→ **Data provided**
+ + + +

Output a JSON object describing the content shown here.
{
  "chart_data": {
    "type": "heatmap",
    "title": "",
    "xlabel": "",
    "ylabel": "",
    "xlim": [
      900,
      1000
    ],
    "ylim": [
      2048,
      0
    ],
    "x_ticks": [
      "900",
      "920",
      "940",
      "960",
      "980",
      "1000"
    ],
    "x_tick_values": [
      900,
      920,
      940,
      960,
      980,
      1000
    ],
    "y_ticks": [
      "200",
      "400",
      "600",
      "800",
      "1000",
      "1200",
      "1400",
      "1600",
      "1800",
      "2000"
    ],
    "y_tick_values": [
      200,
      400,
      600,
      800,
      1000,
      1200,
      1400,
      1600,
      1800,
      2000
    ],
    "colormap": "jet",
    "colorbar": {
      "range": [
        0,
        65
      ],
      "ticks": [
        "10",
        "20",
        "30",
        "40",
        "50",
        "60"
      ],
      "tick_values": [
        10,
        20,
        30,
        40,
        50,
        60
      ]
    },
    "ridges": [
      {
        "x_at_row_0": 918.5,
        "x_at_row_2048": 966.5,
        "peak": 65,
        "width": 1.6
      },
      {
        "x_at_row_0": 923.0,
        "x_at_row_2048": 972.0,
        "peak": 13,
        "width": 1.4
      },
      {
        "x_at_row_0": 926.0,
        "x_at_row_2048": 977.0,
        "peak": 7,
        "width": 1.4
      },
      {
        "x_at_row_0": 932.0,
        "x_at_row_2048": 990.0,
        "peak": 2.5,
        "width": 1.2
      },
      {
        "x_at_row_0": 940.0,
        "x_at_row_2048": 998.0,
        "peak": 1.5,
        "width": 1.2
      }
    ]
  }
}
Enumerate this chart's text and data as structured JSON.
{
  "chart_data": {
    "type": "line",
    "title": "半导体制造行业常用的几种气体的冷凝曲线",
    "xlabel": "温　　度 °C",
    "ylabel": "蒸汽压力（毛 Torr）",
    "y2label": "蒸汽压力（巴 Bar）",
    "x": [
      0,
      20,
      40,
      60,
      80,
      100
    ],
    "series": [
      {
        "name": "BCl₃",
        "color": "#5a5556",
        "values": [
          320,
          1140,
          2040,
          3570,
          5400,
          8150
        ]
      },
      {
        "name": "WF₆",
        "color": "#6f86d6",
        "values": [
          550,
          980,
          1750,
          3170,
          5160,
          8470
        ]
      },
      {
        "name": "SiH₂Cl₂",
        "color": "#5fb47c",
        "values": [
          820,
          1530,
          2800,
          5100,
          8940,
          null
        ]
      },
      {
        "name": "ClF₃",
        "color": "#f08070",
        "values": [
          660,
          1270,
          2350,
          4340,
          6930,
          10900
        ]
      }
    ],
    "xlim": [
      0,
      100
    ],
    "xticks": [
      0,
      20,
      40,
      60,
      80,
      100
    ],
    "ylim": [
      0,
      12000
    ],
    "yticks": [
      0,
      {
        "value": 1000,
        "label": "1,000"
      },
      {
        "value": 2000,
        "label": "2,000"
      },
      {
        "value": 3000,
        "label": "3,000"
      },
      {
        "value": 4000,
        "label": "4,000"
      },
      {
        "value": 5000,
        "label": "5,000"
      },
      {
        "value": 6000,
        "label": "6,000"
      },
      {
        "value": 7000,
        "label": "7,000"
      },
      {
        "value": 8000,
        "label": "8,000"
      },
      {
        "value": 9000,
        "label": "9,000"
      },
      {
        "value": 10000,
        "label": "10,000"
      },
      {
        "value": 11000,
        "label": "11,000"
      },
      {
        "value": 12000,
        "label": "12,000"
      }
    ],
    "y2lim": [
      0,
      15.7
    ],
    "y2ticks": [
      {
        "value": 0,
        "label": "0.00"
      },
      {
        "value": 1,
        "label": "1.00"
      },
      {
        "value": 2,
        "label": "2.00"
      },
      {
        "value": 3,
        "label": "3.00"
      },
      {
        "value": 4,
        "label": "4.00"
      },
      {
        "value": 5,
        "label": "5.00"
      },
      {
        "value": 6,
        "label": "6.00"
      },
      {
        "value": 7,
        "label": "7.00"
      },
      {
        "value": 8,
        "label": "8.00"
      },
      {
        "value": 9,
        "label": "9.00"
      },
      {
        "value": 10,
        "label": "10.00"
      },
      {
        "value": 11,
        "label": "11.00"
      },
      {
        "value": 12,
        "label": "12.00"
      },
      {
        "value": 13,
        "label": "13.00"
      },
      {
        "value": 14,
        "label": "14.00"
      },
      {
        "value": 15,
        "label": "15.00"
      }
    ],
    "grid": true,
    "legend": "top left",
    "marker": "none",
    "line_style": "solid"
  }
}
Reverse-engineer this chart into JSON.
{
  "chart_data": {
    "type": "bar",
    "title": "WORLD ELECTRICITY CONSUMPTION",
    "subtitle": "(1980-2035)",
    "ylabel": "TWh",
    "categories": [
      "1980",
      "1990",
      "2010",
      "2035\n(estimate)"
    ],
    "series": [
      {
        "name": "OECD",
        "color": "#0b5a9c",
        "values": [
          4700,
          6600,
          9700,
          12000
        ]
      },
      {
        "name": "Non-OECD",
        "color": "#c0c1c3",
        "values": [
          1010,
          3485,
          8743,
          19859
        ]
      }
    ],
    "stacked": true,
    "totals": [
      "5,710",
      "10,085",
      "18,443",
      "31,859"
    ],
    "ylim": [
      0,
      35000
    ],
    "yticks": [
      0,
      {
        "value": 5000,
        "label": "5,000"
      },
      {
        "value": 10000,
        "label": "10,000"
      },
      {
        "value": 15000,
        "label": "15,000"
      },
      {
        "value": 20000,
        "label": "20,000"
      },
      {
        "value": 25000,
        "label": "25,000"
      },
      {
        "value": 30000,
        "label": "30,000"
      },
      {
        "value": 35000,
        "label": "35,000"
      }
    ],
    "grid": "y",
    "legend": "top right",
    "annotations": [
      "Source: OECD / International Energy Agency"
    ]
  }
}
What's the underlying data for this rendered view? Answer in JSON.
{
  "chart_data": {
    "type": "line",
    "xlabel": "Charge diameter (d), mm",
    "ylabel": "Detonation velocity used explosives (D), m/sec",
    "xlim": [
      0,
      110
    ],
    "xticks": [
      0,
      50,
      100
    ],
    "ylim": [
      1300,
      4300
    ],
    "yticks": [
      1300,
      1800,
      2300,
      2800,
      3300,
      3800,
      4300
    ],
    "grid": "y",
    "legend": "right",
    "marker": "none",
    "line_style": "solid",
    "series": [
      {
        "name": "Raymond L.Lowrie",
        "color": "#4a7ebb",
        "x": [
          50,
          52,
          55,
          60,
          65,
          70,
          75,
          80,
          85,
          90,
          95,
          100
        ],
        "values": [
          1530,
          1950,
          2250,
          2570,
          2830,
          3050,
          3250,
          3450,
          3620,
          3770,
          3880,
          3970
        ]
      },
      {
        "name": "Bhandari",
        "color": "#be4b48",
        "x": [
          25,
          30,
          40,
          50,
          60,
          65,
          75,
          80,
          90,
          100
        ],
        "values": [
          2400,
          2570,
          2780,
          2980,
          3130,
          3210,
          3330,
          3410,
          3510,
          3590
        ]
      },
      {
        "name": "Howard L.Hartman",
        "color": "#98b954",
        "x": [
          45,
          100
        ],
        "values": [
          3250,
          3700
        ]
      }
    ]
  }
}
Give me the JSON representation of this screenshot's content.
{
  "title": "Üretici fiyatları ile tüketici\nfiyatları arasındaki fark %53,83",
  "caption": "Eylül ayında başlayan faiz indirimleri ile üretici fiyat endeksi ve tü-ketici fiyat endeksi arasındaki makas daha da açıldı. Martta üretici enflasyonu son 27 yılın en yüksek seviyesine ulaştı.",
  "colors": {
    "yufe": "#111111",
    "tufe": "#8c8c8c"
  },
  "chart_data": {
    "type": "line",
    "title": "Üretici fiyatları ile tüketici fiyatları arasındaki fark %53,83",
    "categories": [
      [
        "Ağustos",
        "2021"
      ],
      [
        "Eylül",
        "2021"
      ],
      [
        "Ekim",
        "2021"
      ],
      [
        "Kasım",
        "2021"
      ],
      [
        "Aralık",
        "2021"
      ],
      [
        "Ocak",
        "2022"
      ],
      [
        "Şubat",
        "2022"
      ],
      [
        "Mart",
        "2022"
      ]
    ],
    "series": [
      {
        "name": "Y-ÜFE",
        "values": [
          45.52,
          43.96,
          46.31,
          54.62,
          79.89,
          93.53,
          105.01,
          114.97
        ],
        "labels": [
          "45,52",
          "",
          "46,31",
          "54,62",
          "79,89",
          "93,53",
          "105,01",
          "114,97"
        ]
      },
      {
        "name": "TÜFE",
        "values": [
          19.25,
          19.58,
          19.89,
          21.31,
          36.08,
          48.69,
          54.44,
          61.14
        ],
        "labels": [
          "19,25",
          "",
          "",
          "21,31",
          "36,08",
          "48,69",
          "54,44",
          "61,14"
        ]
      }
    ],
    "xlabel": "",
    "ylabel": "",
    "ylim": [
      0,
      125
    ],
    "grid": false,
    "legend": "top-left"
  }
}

+ + + +

→ **To do**
Search the data above for the string "ylabel" and copy each line that has it.

→ **Solution to the exercise**
    "ylabel": "",
    "ylabel": "蒸汽压力（毛 Torr）",
    "ylabel": "TWh",
    "ylabel": "Detonation velocity used explosives (D), m/sec",
    "ylabel": "",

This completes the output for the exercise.